# PASSAGE SHOWN start
Top 5 Things I Learned in Math 9

Posted by rubym2017 in Math 9 and tagged with Burtonmath9 June 19, 2018

1. Exponent Laws

For me, exponent laws were big essentials that helped me out in math 9. They helped me remember when to add, subtract, multiply and divide the exponents in equations and gave me little tricks and tips that really came to my advantage while completing this unit. Exponent work was a little tricky for me so to learn these laws really made my learning experience a lot easier (Like how Ms. Burton says “work smarter not harder”.)
First, there is the Multiplication Law: If the question is a multiplication question and the bases are the same, you can add the exponents together and keep the base the way it was. Example: $5^6\cdot5^2$ = $5^8$
Then, there was the Division Law: If the question is a division question and the bases are the same, you can subtract the exponents and keep the base the way it was, similar to the multiplication law but instead dealing with subtraction. Example: $2^9\div2^4$ = $2^3$
After that, there was the Power of a Power Law: If the question looks like $(7^2)^2$ you can use this law. All you have to do is multiply the exponents and keep the base the way it was. Example: $(7^2)^2$ = $7^4$
And last but not least, there is the Exponent of Zero: If the question has an exponent of zero, you automatically know that the answer will equal to one. Example: $3^0$ = 1

2. Similar Triangles

I thought this was very useful when it came to this unit. Not only did this teach us how to find the missing side of a triangle but this also taught us about the cross multiplication technique which in my preference came in handy immensely. This was something that I believe is very good to comfortably know how to do for the years in math to come.
To find the missing side length (x), you have to create ratios by using the information in the given similar triangles above. This gives us the ratios 5/10, 10/20 and 15/x
Now this is where the cross multiplication comes into play. You will take one of completed ratios and place it beside the ratio that contains the variable. From there, you will multiply the information in a cross-like formation. Example: $\frac{10}{20}=\frac{15}{x}$ = $\frac{10x}{10}=\frac{300}{10}$ x=30

3. Adding and Subtracting Polynomials

This was a huge part of math 9 so I feel that this was definitely very important for me. It is used a lot and will be used even more as math excels so this is why it is good to understand this concept and are able to execute it with ease. For me, sometimes I have a hard time remembering some of the steps in this concept so I feel that this is not only important but is also something that I can work and improve on. For me, practicing this makes all the difference in the world so that is why I feel so strongly about the importance of adding and subtracting polynomials.
# PASSAGE SHOWN end
# INFORMATION SHOWN start
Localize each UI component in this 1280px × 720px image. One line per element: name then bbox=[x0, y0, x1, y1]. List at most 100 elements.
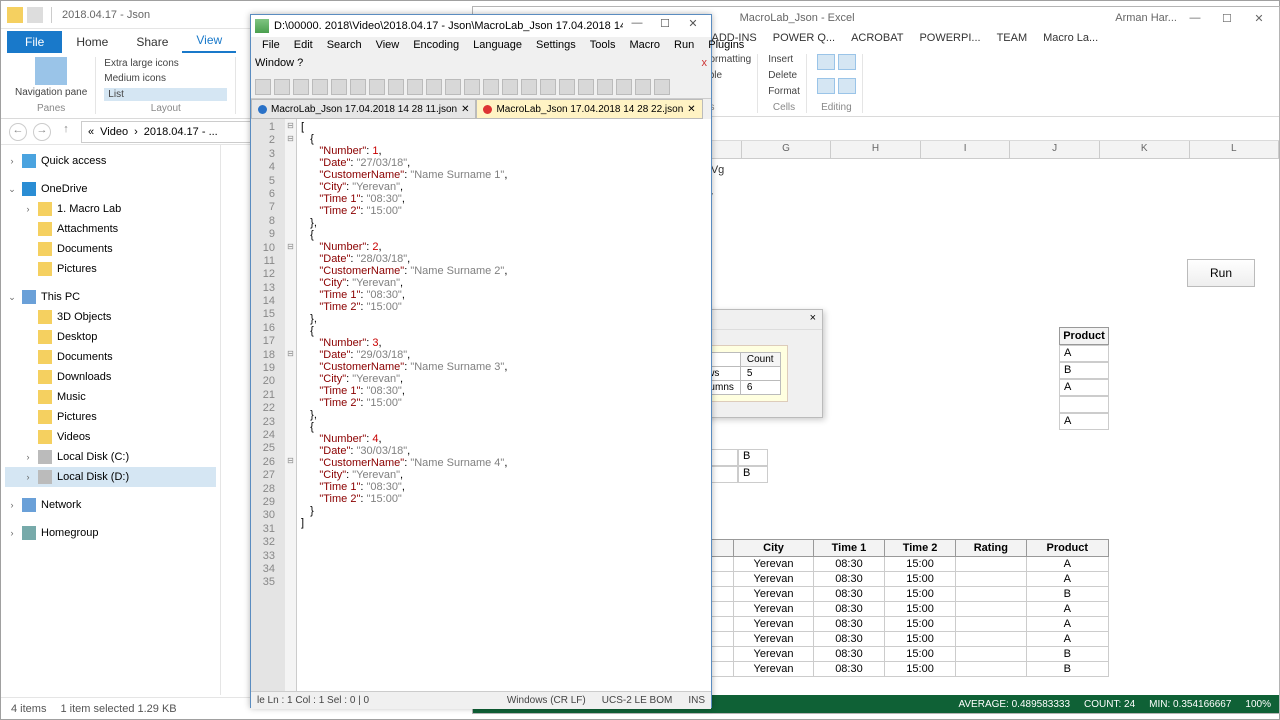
# INFORMATION SHOWN end
◆ WORK INSTRUCTIONS ◆
1/ Echo the Math 9 blog post word for word from "This was a huge" to "and subtracting polynomials.".
2/ Name every exponent law that the Math 9 blog post introduces.
3/ Write the next part of the Math 9 blog post, picking up after its final sentence.

◆ ANSWERS IN ORDER ◆
1/
This was a huge part of math 9 so I feel that this was definitely very important for me. It is used a lot and will be used even more as math excels so this is why it is good to understand this concept and are able to execute it with ease. For me, sometimes I have a hard time remembering some of the steps in this concept so I feel that this is not only important but is also something that I can work and improve on. For me, practicing this makes all the difference in the world so that is why I feel so strongly about the importance of adding and subtracting polynomials.

2/
Multiplication Law
Division Law
Power of a Power Law
Exponent of Zero

3/
When adding and subtracting polynomials without brackets in the question, all you need to remember to do is group your like terms together and simplify. Like terms are all the terms that contain the same variables and exponents. You cannot group unlike terms together or your equation will not work. Once you have grouped all your like terms together, you can start you add and subtract your like terms.
When adding and subtraction polynomials with brackets in the question, you do the exact same thing but you have to remember and essential step before you group and simplify. If there is a subtraction sign before a bracketed polynomial, you must remember to switch the term’s sign from negative to positive or vise versa. After completing that step, then you can move on to grouping the like terms and simplifying the equation.

4. Dividing and Multiplying Rational Numbers

This is one of the most used parts in math and it is a good idea to be able to comfortably understand how to properly do this for almost every single math unit. The tricks and tips that make dividing and multiplying fractions easier really seem to work with me so I feel that this was a very important unit for me.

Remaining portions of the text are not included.